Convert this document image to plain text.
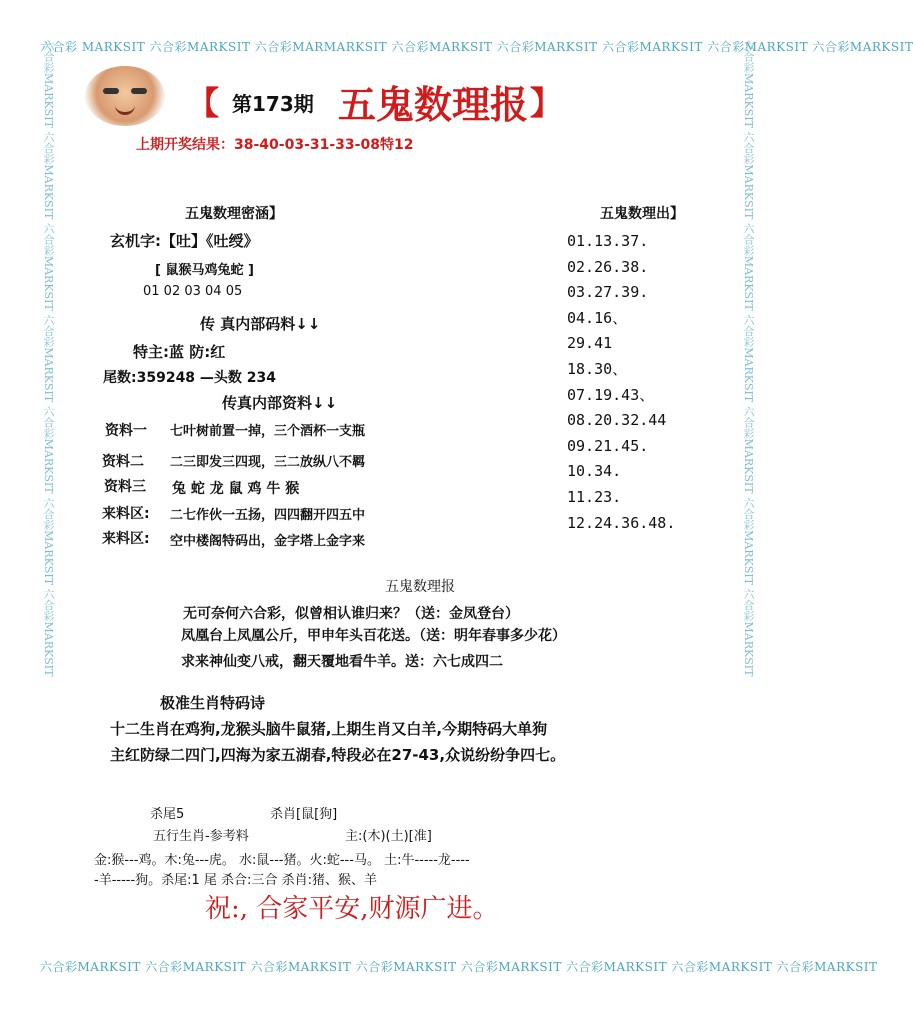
六合彩 MARKSIT 六合彩MARKSIT 六合彩MARMARKSIT 六合彩MARKSIT 六合彩MARKSIT 六合彩MARKSIT 六合彩MARKSIT 六合彩MARKSIT
六合彩MARKSIT 六合彩MARKSIT 六合彩MARKSIT 六合彩MARKSIT 六合彩MARKSIT 六合彩MARKSIT 六合彩MARKSIT 六合彩MARKSIT
六合彩MARKSIT 六合彩MARKSIT 六合彩MARKSIT 六合彩MARKSIT 六合彩MARKSIT 六合彩MARKSIT 六合彩MARKSIT	六合彩MARKSIT 六合彩MARKSIT 六合彩MARKSIT 六合彩MARKSIT 六合彩MARKSIT 六合彩MARKSIT 六合彩MARKSIT
【 第173期 五鬼数理报 】
上期开奖结果：38-40-03-31-33-08特12
五鬼数理密涵】
玄机字:【吐】《吐绶》
[ 鼠猴马鸡兔蛇 ]
01 02 03 04 05
传 真内部码料↓↓
特主:蓝 防:红
尾数:359248 —头数 234
传真内部资料↓↓
资料一 七叶树前置一掉，三个酒杯一支瓶
资料二 二三即发三四现，三二放纵八不羁
资料三 兔 蛇 龙 鼠 鸡 牛 猴
来料区: 二七作伙一五扬，四四翻开四五中
来料区: 空中楼阁特码出，金字塔上金字来
五鬼数理出】
01.13.37.
02.26.38.
03.27.39.
04.16、
29.41
18.30、
07.19.43、
08.20.32.44
09.21.45.
10.34.
11.23.
12.24.36.48.
五鬼数理报
无可奈何六合彩，似曾相认谁归来？（送：金凤登台）
凤凰台上凤凰公斤，甲申年头百花送。（送：明年春事多少花）
求来神仙变八戒，翻天覆地看牛羊。送：六七成四二
极准生肖特码诗
十二生肖在鸡狗,龙猴头脑牛鼠猪,上期生肖又白羊,今期特码大单狗
主红防绿二四门,四海为家五湖春,特段必在27-43,众说纷纷争四七。
杀尾5	杀肖[鼠[狗]
五行生肖-参考料	主:(木)(土)[准]
金:猴---鸡。木:兔---虎。 水:鼠---猪。火:蛇---马。 土:牛-----龙----
-羊-----狗。杀尾:1 尾 杀合:三合 杀肖:猪、猴、羊
祝:, 合家平安,财源广进。
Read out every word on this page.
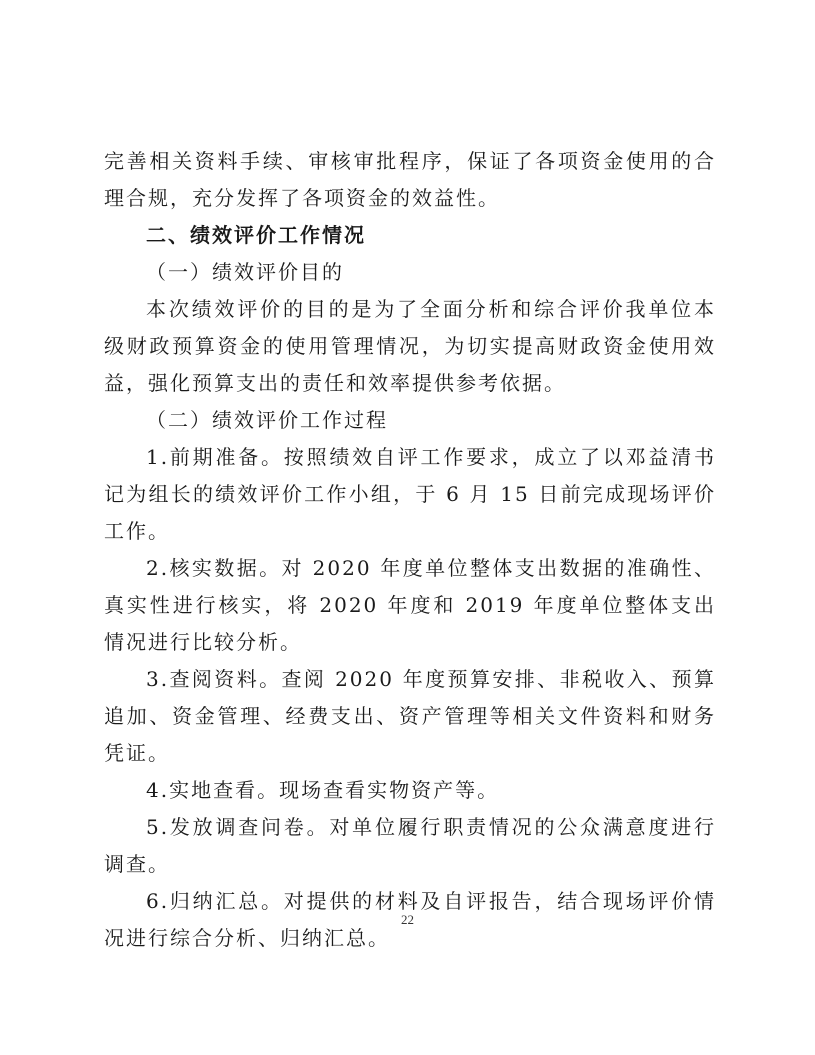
完善相关资料手续、审核审批程序，保证了各项资金使用的合理合规，充分发挥了各项资金的效益性。

二、绩效评价工作情况

（一）绩效评价目的

本次绩效评价的目的是为了全面分析和综合评价我单位本级财政预算资金的使用管理情况，为切实提高财政资金使用效益，强化预算支出的责任和效率提供参考依据。

（二）绩效评价工作过程

1.前期准备。按照绩效自评工作要求，成立了以邓益清书记为组长的绩效评价工作小组，于 6 月 15 日前完成现场评价工作。

2.核实数据。对 2020 年度单位整体支出数据的准确性、真实性进行核实，将 2020 年度和 2019 年度单位整体支出情况进行比较分析。

3.查阅资料。查阅 2020 年度预算安排、非税收入、预算追加、资金管理、经费支出、资产管理等相关文件资料和财务凭证。

4.实地查看。现场查看实物资产等。

5.发放调查问卷。对单位履行职责情况的公众满意度进行调查。

6.归纳汇总。对提供的材料及自评报告，结合现场评价情况进行综合分析、归纳汇总。

22
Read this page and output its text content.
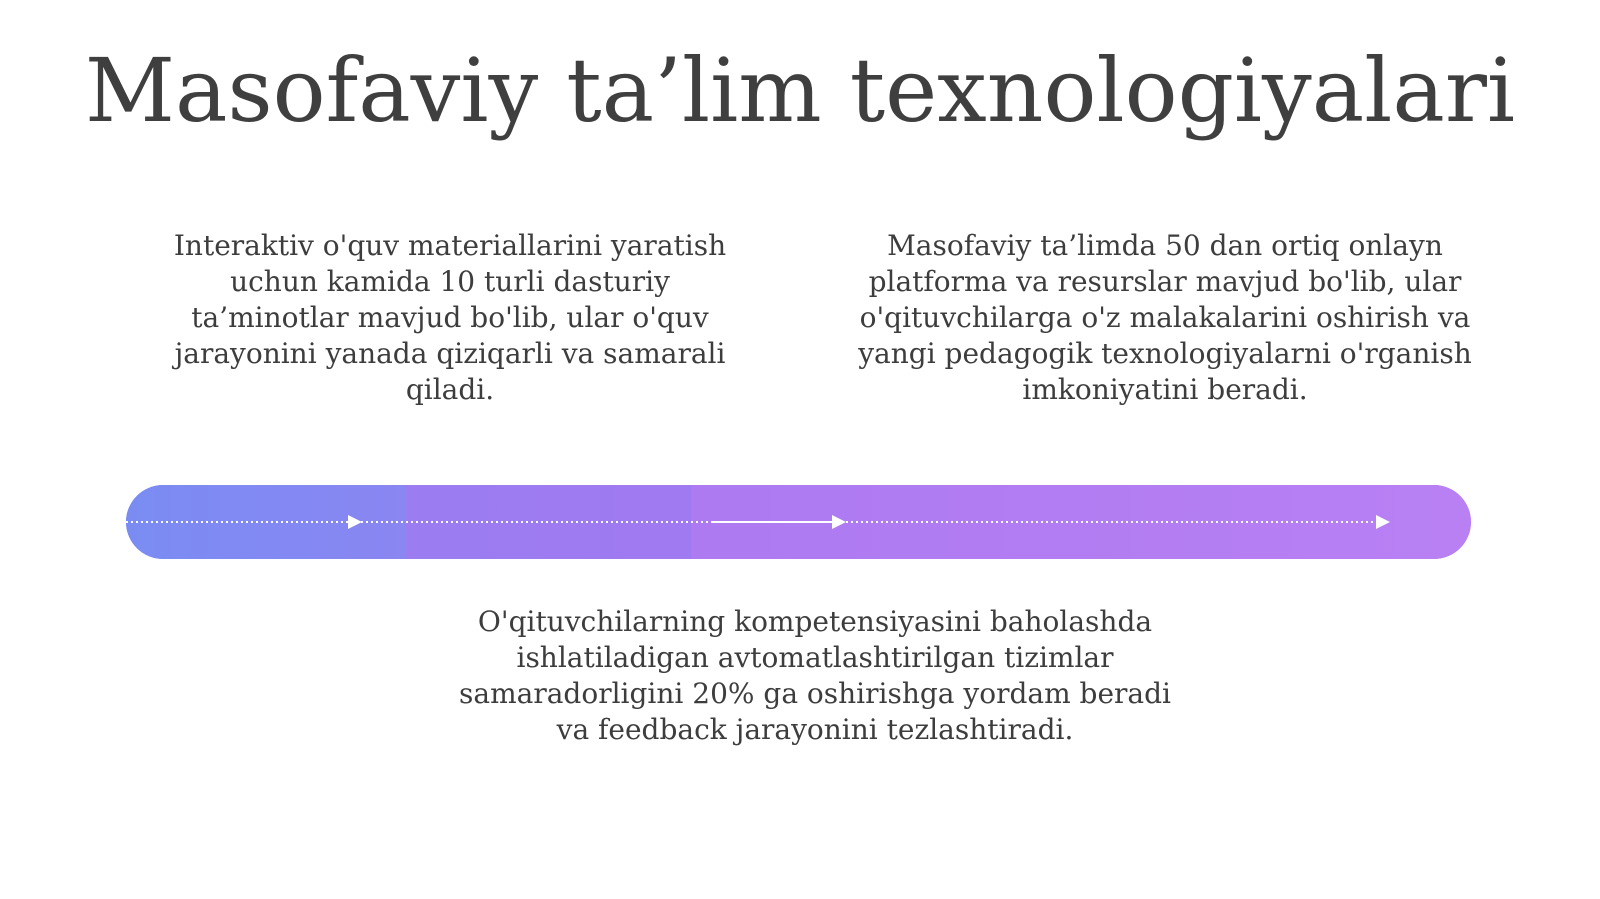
Masofaviy ta’lim texnologiyalari
Interaktiv o'quv materiallarini yaratish
uchun kamida 10 turli dasturiy
ta’minotlar mavjud bo'lib, ular o'quv
jarayonini yanada qiziqarli va samarali
qiladi.
Masofaviy ta’limda 50 dan ortiq onlayn
platforma va resurslar mavjud bo'lib, ular
o'qituvchilarga o'z malakalarini oshirish va
yangi pedagogik texnologiyalarni o'rganish
imkoniyatini beradi.
O'qituvchilarning kompetensiyasini baholashda
ishlatiladigan avtomatlashtirilgan tizimlar
samaradorligini 20% ga oshirishga yordam beradi
va feedback jarayonini tezlashtiradi.
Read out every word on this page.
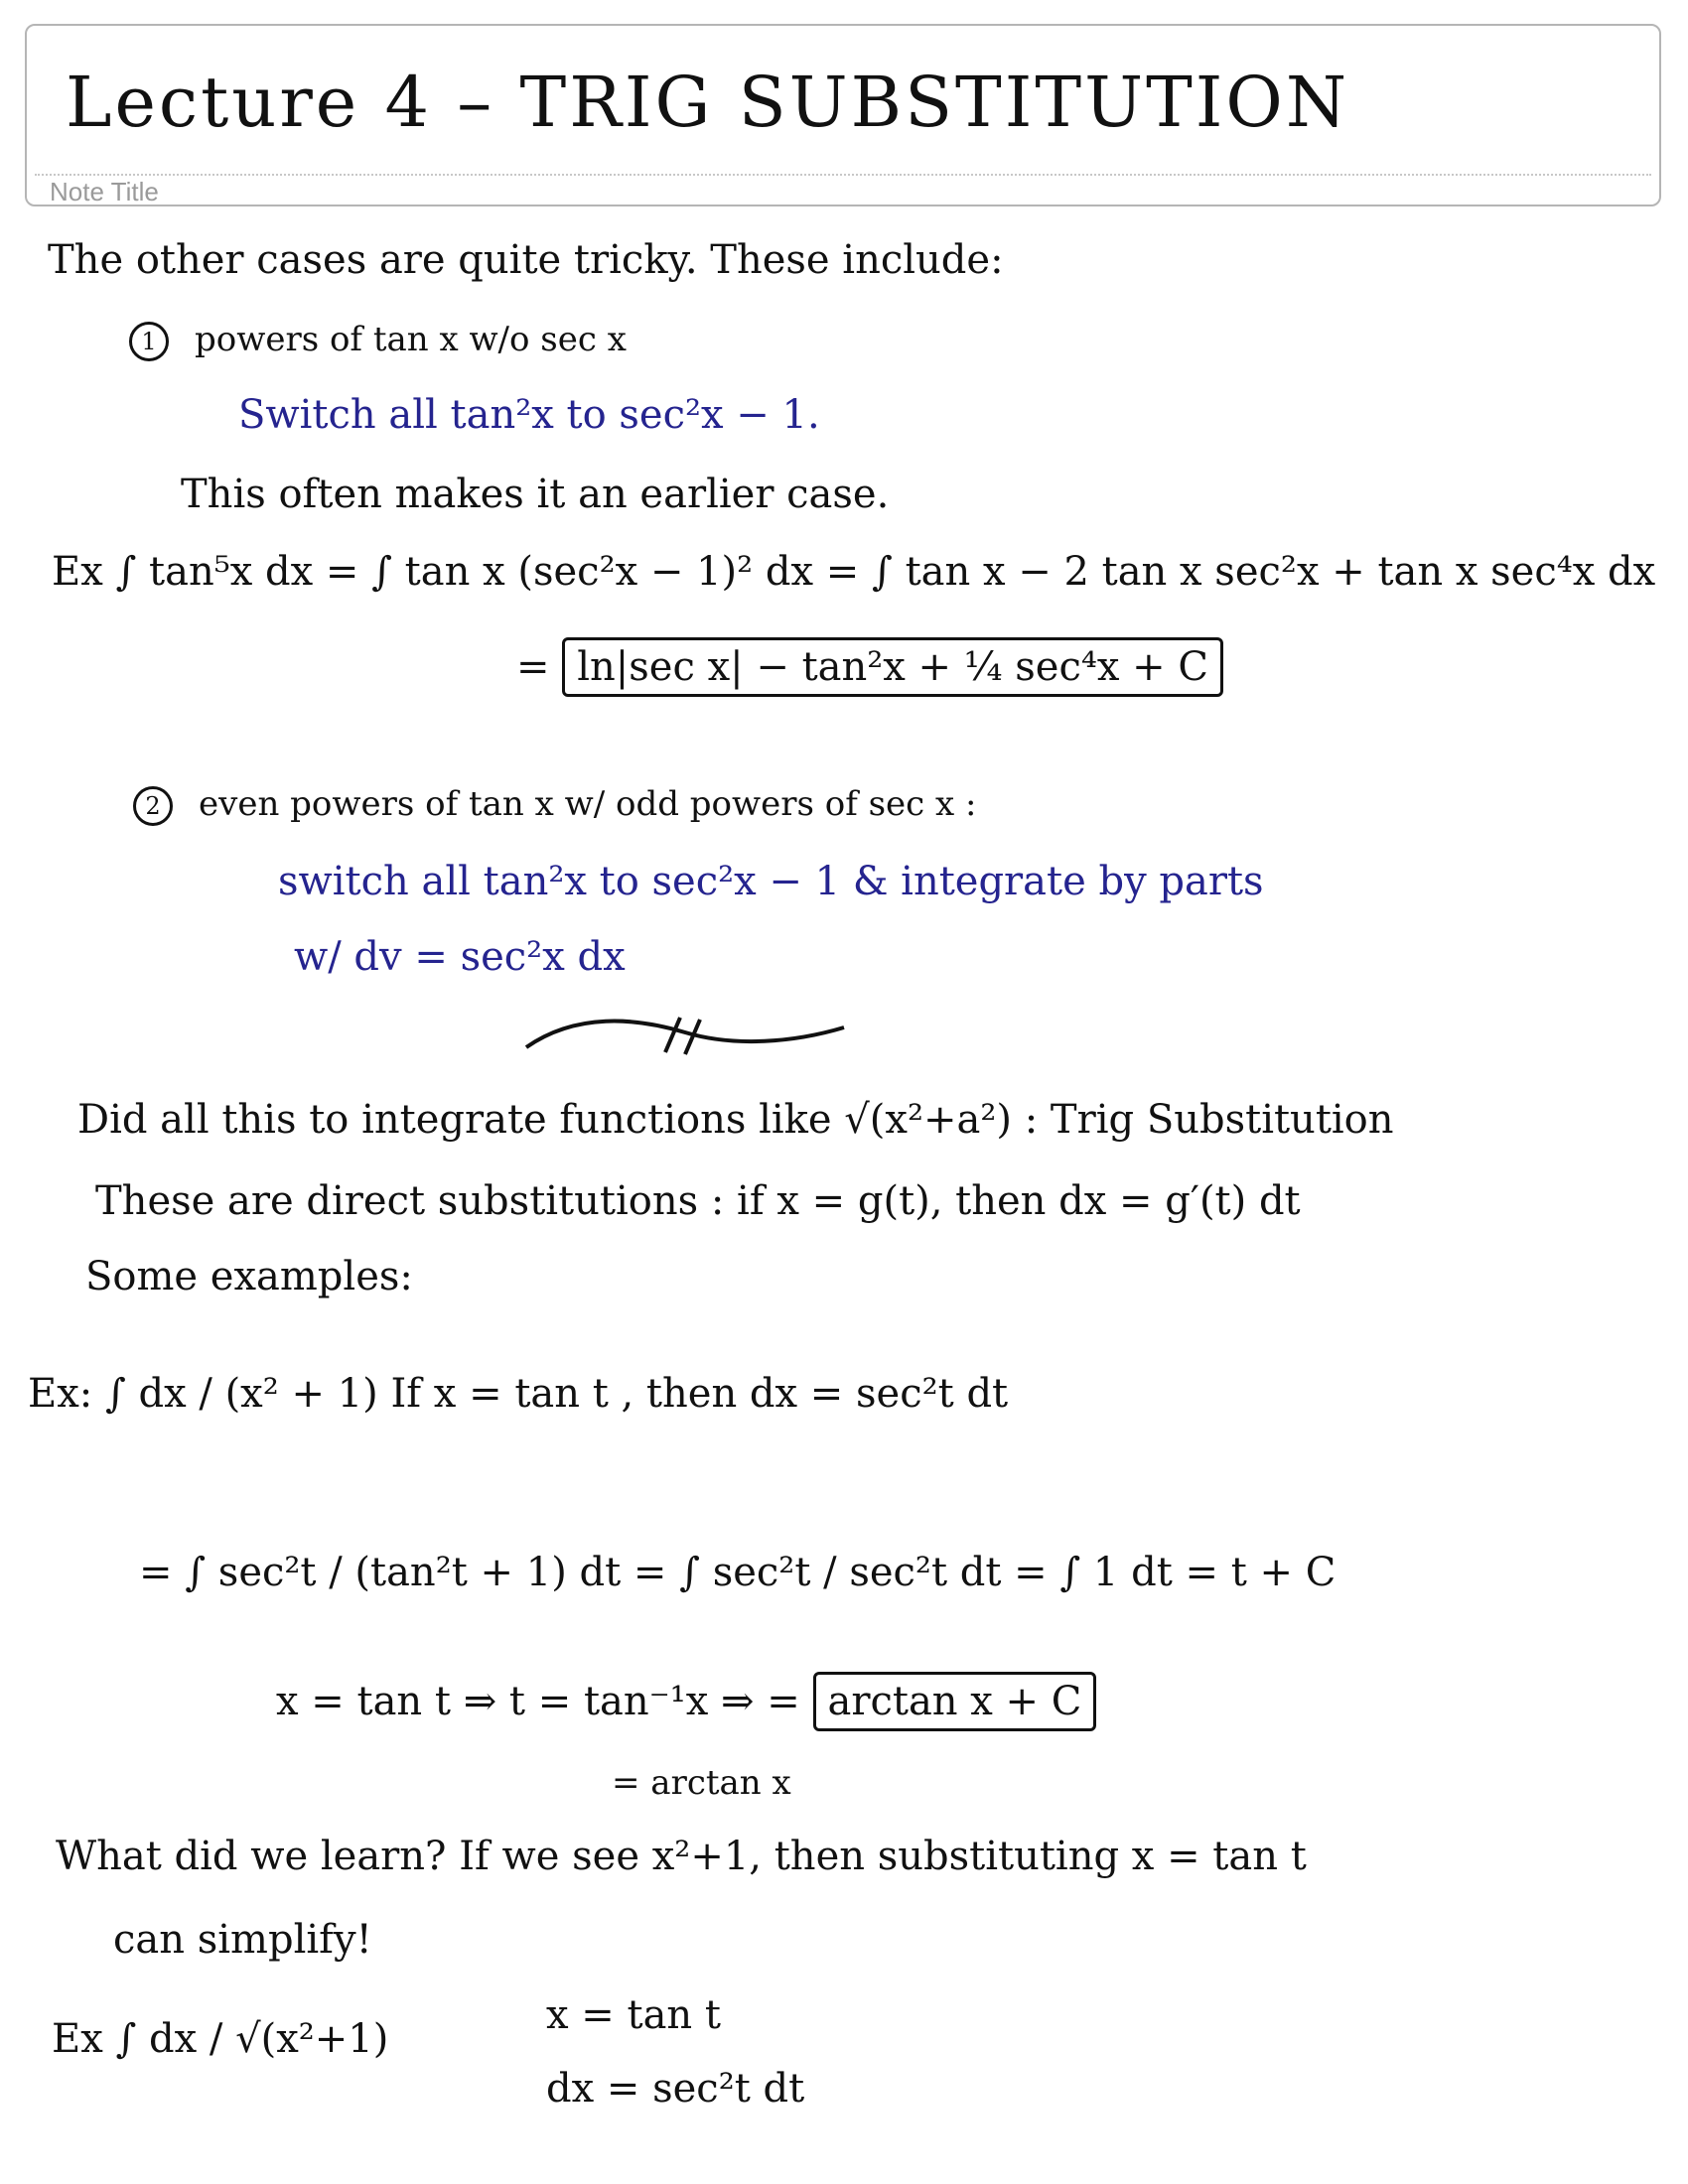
Note Title
Lecture 4 – TRIG SUBSTITUTION
The other cases are quite tricky. These include:
1 powers of tan x w/o sec x
Switch all tan²x to sec²x − 1.
This often makes it an earlier case.
Ex ∫ tan⁵x dx = ∫ tan x (sec²x − 1)² dx = ∫ tan x − 2 tan x sec²x + tan x sec⁴x dx
= ln|sec x| − tan²x + ¼ sec⁴x + C
2 even powers of tan x w/ odd powers of sec x :
switch all tan²x to sec²x − 1 & integrate by parts
w/ dv = sec²x dx
Did all this to integrate functions like √(x²+a²) : Trig Substitution
These are direct substitutions : if x = g(t), then dx = g′(t) dt
Some examples:
Ex: ∫ dx / (x² + 1) If x = tan t , then dx = sec²t dt
= ∫ sec²t / (tan²t + 1) dt = ∫ sec²t / sec²t dt = ∫ 1 dt = t + C
x = tan t ⇒ t = tan⁻¹x ⇒ = arctan x + C
= arctan x
What did we learn? If we see x²+1, then substituting x = tan t
can simplify!
Ex ∫ dx / √(x²+1)
x = tan t
dx = sec²t dt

The request:
Output all of the records exactly as they appear above, but not the pictures.

Answer to this task:
Convert this document image to plain text.
六合彩 MARKSIT 六合彩MARKSIT 六合彩MARMARKSIT 六合彩MARKSIT 六合彩MARKSIT 六合彩MARKSIT 六合彩MARKSIT 六合彩MARKSIT
六合彩MARKSIT 六合彩MARKSIT 六合彩MARKSIT 六合彩MARKSIT 六合彩MARKSIT 六合彩MARKSIT 六合彩MARKSIT 六合彩MARKSIT
六合彩MARKSIT 六合彩MARKSIT 六合彩MARKSIT 六合彩MARKSIT 六合彩MARKSIT 六合彩MARKSIT 六合彩MARKSIT	六合彩MARKSIT 六合彩MARKSIT 六合彩MARKSIT 六合彩MARKSIT 六合彩MARKSIT 六合彩MARKSIT 六合彩MARKSIT
【 第173期 五鬼数理报 】
上期开奖结果：38-40-03-31-33-08特12
五鬼数理密涵】
玄机字:【吐】《吐绶》
[ 鼠猴马鸡兔蛇 ]
01 02 03 04 05
传 真内部码料↓↓
特主:蓝 防:红
尾数:359248 —头数 234
传真内部资料↓↓
资料一 七叶树前置一掉，三个酒杯一支瓶
资料二 二三即发三四现，三二放纵八不羁
资料三 兔 蛇 龙 鼠 鸡 牛 猴
来料区: 二七作伙一五扬，四四翻开四五中
来料区: 空中楼阁特码出，金字塔上金字来
五鬼数理出】
01.13.37.
02.26.38.
03.27.39.
04.16、
29.41
18.30、
07.19.43、
08.20.32.44
09.21.45.
10.34.
11.23.
12.24.36.48.
五鬼数理报
无可奈何六合彩，似曾相认谁归来？（送：金凤登台）
凤凰台上凤凰公斤，甲申年头百花送。（送：明年春事多少花）
求来神仙变八戒，翻天覆地看牛羊。送：六七成四二
极准生肖特码诗
十二生肖在鸡狗,龙猴头脑牛鼠猪,上期生肖又白羊,今期特码大单狗
主红防绿二四门,四海为家五湖春,特段必在27-43,众说纷纷争四七。
杀尾5	杀肖[鼠[狗]
五行生肖-参考料	主:(木)(土)[准]
金:猴---鸡。木:兔---虎。 水:鼠---猪。火:蛇---马。 土:牛-----龙----
-羊-----狗。杀尾:1 尾 杀合:三合 杀肖:猪、猴、羊
祝:, 合家平安,财源广进。
Read out every word on this page.
完善相关资料手续、审核审批程序，保证了各项资金使用的合理合规，充分发挥了各项资金的效益性。

二、绩效评价工作情况

（一）绩效评价目的

本次绩效评价的目的是为了全面分析和综合评价我单位本级财政预算资金的使用管理情况，为切实提高财政资金使用效益，强化预算支出的责任和效率提供参考依据。

（二）绩效评价工作过程

1.前期准备。按照绩效自评工作要求，成立了以邓益清书记为组长的绩效评价工作小组，于 6 月 15 日前完成现场评价工作。

2.核实数据。对 2020 年度单位整体支出数据的准确性、真实性进行核实，将 2020 年度和 2019 年度单位整体支出情况进行比较分析。

3.查阅资料。查阅 2020 年度预算安排、非税收入、预算追加、资金管理、经费支出、资产管理等相关文件资料和财务凭证。

4.实地查看。现场查看实物资产等。

5.发放调查问卷。对单位履行职责情况的公众满意度进行调查。

6.归纳汇总。对提供的材料及自评报告，结合现场评价情况进行综合分析、归纳汇总。

22
Read this page and output its text content.
Masofaviy ta’lim texnologiyalari
Interaktiv o'quv materiallarini yaratish
uchun kamida 10 turli dasturiy
ta’minotlar mavjud bo'lib, ular o'quv
jarayonini yanada qiziqarli va samarali
qiladi.
Masofaviy ta’limda 50 dan ortiq onlayn
platforma va resurslar mavjud bo'lib, ular
o'qituvchilarga o'z malakalarini oshirish va
yangi pedagogik texnologiyalarni o'rganish
imkoniyatini beradi.
O'qituvchilarning kompetensiyasini baholashda
ishlatiladigan avtomatlashtirilgan tizimlar
samaradorligini 20% ga oshirishga yordam beradi
va feedback jarayonini tezlashtiradi.
Read out every word on this page.
Note Title
Lecture 4 – TRIG SUBSTITUTION
The other cases are quite tricky. These include:
1 powers of tan x w/o sec x
Switch all tan²x to sec²x − 1.
This often makes it an earlier case.
Ex ∫ tan⁵x dx = ∫ tan x (sec²x − 1)² dx = ∫ tan x − 2 tan x sec²x + tan x sec⁴x dx
= ln|sec x| − tan²x + ¼ sec⁴x + C
2 even powers of tan x w/ odd powers of sec x :
switch all tan²x to sec²x − 1 & integrate by parts
w/ dv = sec²x dx
Did all this to integrate functions like √(x²+a²) : Trig Substitution
These are direct substitutions : if x = g(t), then dx = g′(t) dt
Some examples:
Ex: ∫ dx / (x² + 1) If x = tan t , then dx = sec²t dt
= ∫ sec²t / (tan²t + 1) dt = ∫ sec²t / sec²t dt = ∫ 1 dt = t + C
x = tan t ⇒ t = tan⁻¹x ⇒ = arctan x + C
= arctan x
What did we learn? If we see x²+1, then substituting x = tan t
can simplify!
Ex ∫ dx / √(x²+1)
x = tan t
dx = sec²t dt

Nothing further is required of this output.